▸ WHAT TO WORK ON
Transcribe the material in full, exactly as written.

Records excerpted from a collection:
[start]

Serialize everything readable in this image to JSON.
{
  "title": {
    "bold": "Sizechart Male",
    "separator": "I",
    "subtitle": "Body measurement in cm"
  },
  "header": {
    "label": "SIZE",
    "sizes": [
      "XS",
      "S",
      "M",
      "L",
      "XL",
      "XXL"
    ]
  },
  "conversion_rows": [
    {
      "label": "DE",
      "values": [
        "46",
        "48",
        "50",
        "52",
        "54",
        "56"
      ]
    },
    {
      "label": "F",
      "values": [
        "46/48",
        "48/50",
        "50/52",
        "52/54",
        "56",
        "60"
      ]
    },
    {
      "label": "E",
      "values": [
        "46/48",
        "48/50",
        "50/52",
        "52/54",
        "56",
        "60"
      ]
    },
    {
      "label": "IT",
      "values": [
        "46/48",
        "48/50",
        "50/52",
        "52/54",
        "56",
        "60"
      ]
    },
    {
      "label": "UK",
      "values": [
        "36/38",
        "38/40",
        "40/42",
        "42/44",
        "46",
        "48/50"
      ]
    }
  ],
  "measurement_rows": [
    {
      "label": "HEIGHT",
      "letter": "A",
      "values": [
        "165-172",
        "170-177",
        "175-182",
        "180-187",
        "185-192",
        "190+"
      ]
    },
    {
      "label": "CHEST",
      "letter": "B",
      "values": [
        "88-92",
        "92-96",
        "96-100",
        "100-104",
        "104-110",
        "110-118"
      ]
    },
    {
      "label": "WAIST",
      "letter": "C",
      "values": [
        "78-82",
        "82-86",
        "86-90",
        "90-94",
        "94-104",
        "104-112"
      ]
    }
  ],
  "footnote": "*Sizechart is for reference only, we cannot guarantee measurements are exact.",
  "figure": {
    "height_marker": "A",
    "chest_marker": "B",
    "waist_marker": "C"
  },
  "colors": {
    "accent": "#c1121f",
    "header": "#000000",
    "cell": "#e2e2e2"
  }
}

[end]

▸ CORRECT RESPONSE
Serialize everything readable in this image to JSON.
{
  "title": {
    "bold": "Sizechart Male",
    "separator": "I",
    "subtitle": "Body measurement in cm"
  },
  "header": {
    "label": "SIZE",
    "sizes": [
      "XS",
      "S",
      "M",
      "L",
      "XL",
      "XXL"
    ]
  },
  "conversion_rows": [
    {
      "label": "DE",
      "values": [
        "46",
        "48",
        "50",
        "52",
        "54",
        "56"
      ]
    },
    {
      "label": "F",
      "values": [
        "46/48",
        "48/50",
        "50/52",
        "52/54",
        "56",
        "60"
      ]
    },
    {
      "label": "E",
      "values": [
        "46/48",
        "48/50",
        "50/52",
        "52/54",
        "56",
        "60"
      ]
    },
    {
      "label": "IT",
      "values": [
        "46/48",
        "48/50",
        "50/52",
        "52/54",
        "56",
        "60"
      ]
    },
    {
      "label": "UK",
      "values": [
        "36/38",
        "38/40",
        "40/42",
        "42/44",
        "46",
        "48/50"
      ]
    }
  ],
  "measurement_rows": [
    {
      "label": "HEIGHT",
      "letter": "A",
      "values": [
        "165-172",
        "170-177",
        "175-182",
        "180-187",
        "185-192",
        "190+"
      ]
    },
    {
      "label": "CHEST",
      "letter": "B",
      "values": [
        "88-92",
        "92-96",
        "96-100",
        "100-104",
        "104-110",
        "110-118"
      ]
    },
    {
      "label": "WAIST",
      "letter": "C",
      "values": [
        "78-82",
        "82-86",
        "86-90",
        "90-94",
        "94-104",
        "104-112"
      ]
    }
  ],
  "footnote": "*Sizechart is for reference only, we cannot guarantee measurements are exact.",
  "figure": {
    "height_marker": "A",
    "chest_marker": "B",
    "waist_marker": "C"
  },
  "colors": {
    "accent": "#c1121f",
    "header": "#000000",
    "cell": "#e2e2e2"
  }
}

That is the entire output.